* EXERCISE DIRECTIONS *
Restate the whole listing word for word. Pictures are left out.

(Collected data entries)
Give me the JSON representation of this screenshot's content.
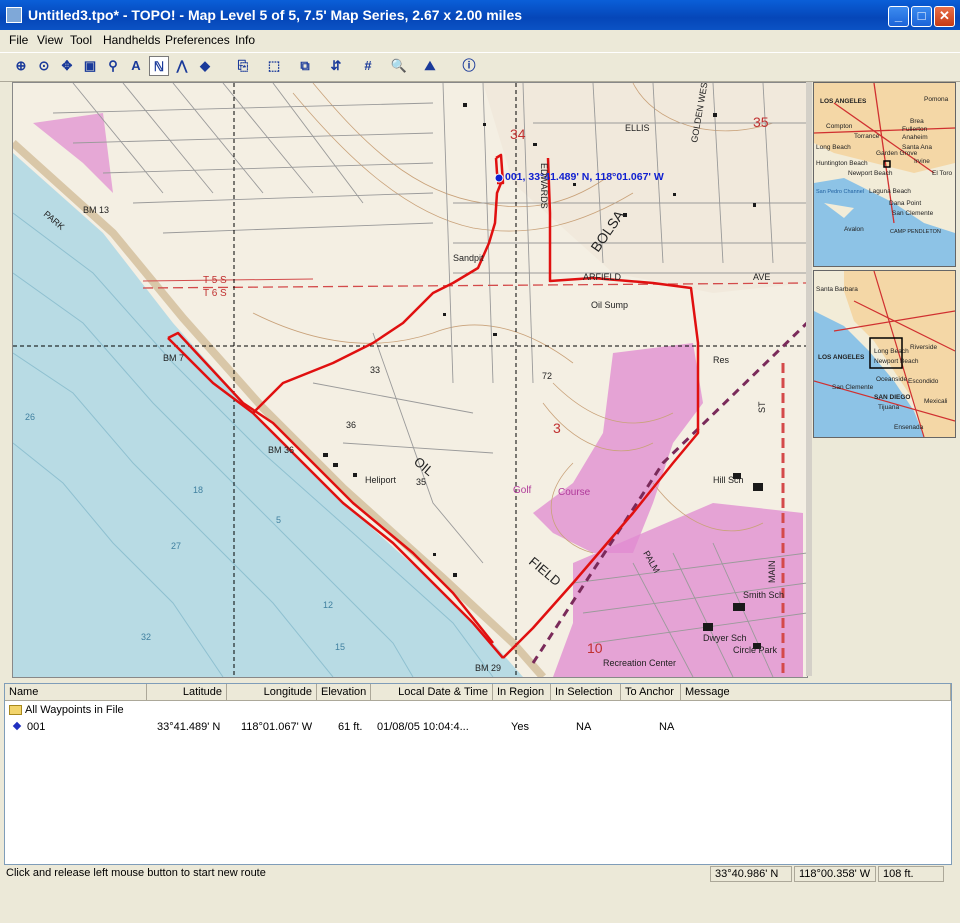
{
  "window": {
    "title": "Untitled3.tpo* - TOPO! - Map Level 5 of 5, 7.5' Map Series, 2.67 x 2.00 miles",
    "minimize": "_",
    "maximize": "□",
    "close": "✕"
  },
  "menu": [
    "File",
    "View",
    "Tool",
    "Handhelds",
    "Preferences",
    "Info"
  ],
  "toolbar": {
    "icons": [
      "zoom-in-icon",
      "center-icon",
      "pan-icon",
      "copy-icon",
      "pin-icon",
      "text-icon",
      "route-icon",
      "compass-icon",
      "waypoint-icon",
      "open-icon",
      "select-icon",
      "grid-align-icon",
      "gps-icon",
      "grid-icon",
      "zoom-icon",
      "profile-icon",
      "info-icon"
    ],
    "glyphs": [
      "⊕",
      "⊙",
      "✥",
      "▣",
      "⚲",
      "A",
      "ℕ",
      "⋀",
      "◆",
      "⎘",
      "⬚",
      "⧉",
      "⇵",
      "#",
      "🔍",
      "⛰",
      "ⓘ"
    ]
  },
  "map": {
    "waypoint_label": "001, 33°41.489' N, 118°01.067' W",
    "labels": [
      "BM 13",
      "PARK",
      "Sandpit",
      "T 5 S",
      "T 6 S",
      "BM 7",
      "Oil Sump",
      "Res",
      "BM 36",
      "Heliport",
      "OIL",
      "FIELD",
      "BOLSA",
      "Golf",
      "Course",
      "Hill Sch",
      "Smith Sch",
      "Dwyer Sch",
      "Recreation Center",
      "Circle Park",
      "BM 29",
      "ELLIS",
      "EDWARDS",
      "GOLDEN WEST",
      "ARFIELD",
      "AVE",
      "MAIN",
      "ST",
      "PALM",
      "35",
      "34",
      "3",
      "10",
      "33",
      "36",
      "35",
      "72",
      "26",
      "18",
      "27",
      "32",
      "15",
      "12",
      "5"
    ]
  },
  "overview_top": {
    "labels": [
      "LOS ANGELES",
      "Compton",
      "Long Beach",
      "Torrance",
      "Fullerton",
      "Anaheim",
      "Santa Ana",
      "Huntington Beach",
      "Newport Beach",
      "Laguna Beach",
      "Dana Point",
      "San Clemente",
      "CAMP PENDLETON",
      "Avalon",
      "San Pedro Channel",
      "Pomona",
      "Brea",
      "Irvine",
      "El Toro",
      "Garden Grove"
    ]
  },
  "overview_bottom": {
    "labels": [
      "LOS ANGELES",
      "Long Beach",
      "Newport Beach",
      "Santa Barbara",
      "Riverside",
      "SAN DIEGO",
      "Tijuana",
      "Ensenada",
      "Oceanside",
      "Escondido",
      "San Clemente",
      "Mexicali"
    ]
  },
  "waypoints": {
    "columns": [
      "Name",
      "Latitude",
      "Longitude",
      "Elevation",
      "Local Date & Time",
      "In Region",
      "In Selection",
      "To Anchor",
      "Message"
    ],
    "folder": "All Waypoints in File",
    "rows": [
      {
        "name": "001",
        "latitude": "33°41.489' N",
        "longitude": "118°01.067' W",
        "elevation": "61 ft.",
        "datetime": "01/08/05 10:04:4...",
        "in_region": "Yes",
        "in_selection": "NA",
        "to_anchor": "NA",
        "message": ""
      }
    ]
  },
  "status": {
    "message": "Click and release left mouse button to start new route",
    "latitude": "33°40.986' N",
    "longitude": "118°00.358' W",
    "elevation": "108 ft."
  },
  "colors": {
    "route": "#e01010",
    "water": "#b8dbe4",
    "land": "#f4efe3",
    "urban": "#e08ad0",
    "waypoint": "#1020d0"
  }
}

* WRITTEN RESPONSE *
Give me the JSON representation of this screenshot's content.
{
  "window": {
    "title": "Untitled3.tpo* - TOPO! - Map Level 5 of 5, 7.5' Map Series, 2.67 x 2.00 miles",
    "minimize": "_",
    "maximize": "□",
    "close": "✕"
  },
  "menu": [
    "File",
    "View",
    "Tool",
    "Handhelds",
    "Preferences",
    "Info"
  ],
  "toolbar": {
    "icons": [
      "zoom-in-icon",
      "center-icon",
      "pan-icon",
      "copy-icon",
      "pin-icon",
      "text-icon",
      "route-icon",
      "compass-icon",
      "waypoint-icon",
      "open-icon",
      "select-icon",
      "grid-align-icon",
      "gps-icon",
      "grid-icon",
      "zoom-icon",
      "profile-icon",
      "info-icon"
    ],
    "glyphs": [
      "⊕",
      "⊙",
      "✥",
      "▣",
      "⚲",
      "A",
      "ℕ",
      "⋀",
      "◆",
      "⎘",
      "⬚",
      "⧉",
      "⇵",
      "#",
      "🔍",
      "⛰",
      "ⓘ"
    ]
  },
  "map": {
    "waypoint_label": "001, 33°41.489' N, 118°01.067' W",
    "labels": [
      "BM 13",
      "PARK",
      "Sandpit",
      "T 5 S",
      "T 6 S",
      "BM 7",
      "Oil Sump",
      "Res",
      "BM 36",
      "Heliport",
      "OIL",
      "FIELD",
      "BOLSA",
      "Golf",
      "Course",
      "Hill Sch",
      "Smith Sch",
      "Dwyer Sch",
      "Recreation Center",
      "Circle Park",
      "BM 29",
      "ELLIS",
      "EDWARDS",
      "GOLDEN WEST",
      "ARFIELD",
      "AVE",
      "MAIN",
      "ST",
      "PALM",
      "35",
      "34",
      "3",
      "10",
      "33",
      "36",
      "35",
      "72",
      "26",
      "18",
      "27",
      "32",
      "15",
      "12",
      "5"
    ]
  },
  "overview_top": {
    "labels": [
      "LOS ANGELES",
      "Compton",
      "Long Beach",
      "Torrance",
      "Fullerton",
      "Anaheim",
      "Santa Ana",
      "Huntington Beach",
      "Newport Beach",
      "Laguna Beach",
      "Dana Point",
      "San Clemente",
      "CAMP PENDLETON",
      "Avalon",
      "San Pedro Channel",
      "Pomona",
      "Brea",
      "Irvine",
      "El Toro",
      "Garden Grove"
    ]
  },
  "overview_bottom": {
    "labels": [
      "LOS ANGELES",
      "Long Beach",
      "Newport Beach",
      "Santa Barbara",
      "Riverside",
      "SAN DIEGO",
      "Tijuana",
      "Ensenada",
      "Oceanside",
      "Escondido",
      "San Clemente",
      "Mexicali"
    ]
  },
  "waypoints": {
    "columns": [
      "Name",
      "Latitude",
      "Longitude",
      "Elevation",
      "Local Date & Time",
      "In Region",
      "In Selection",
      "To Anchor",
      "Message"
    ],
    "folder": "All Waypoints in File",
    "rows": [
      {
        "name": "001",
        "latitude": "33°41.489' N",
        "longitude": "118°01.067' W",
        "elevation": "61 ft.",
        "datetime": "01/08/05 10:04:4...",
        "in_region": "Yes",
        "in_selection": "NA",
        "to_anchor": "NA",
        "message": ""
      }
    ]
  },
  "status": {
    "message": "Click and release left mouse button to start new route",
    "latitude": "33°40.986' N",
    "longitude": "118°00.358' W",
    "elevation": "108 ft."
  },
  "colors": {
    "route": "#e01010",
    "water": "#b8dbe4",
    "land": "#f4efe3",
    "urban": "#e08ad0",
    "waypoint": "#1020d0"
  }
}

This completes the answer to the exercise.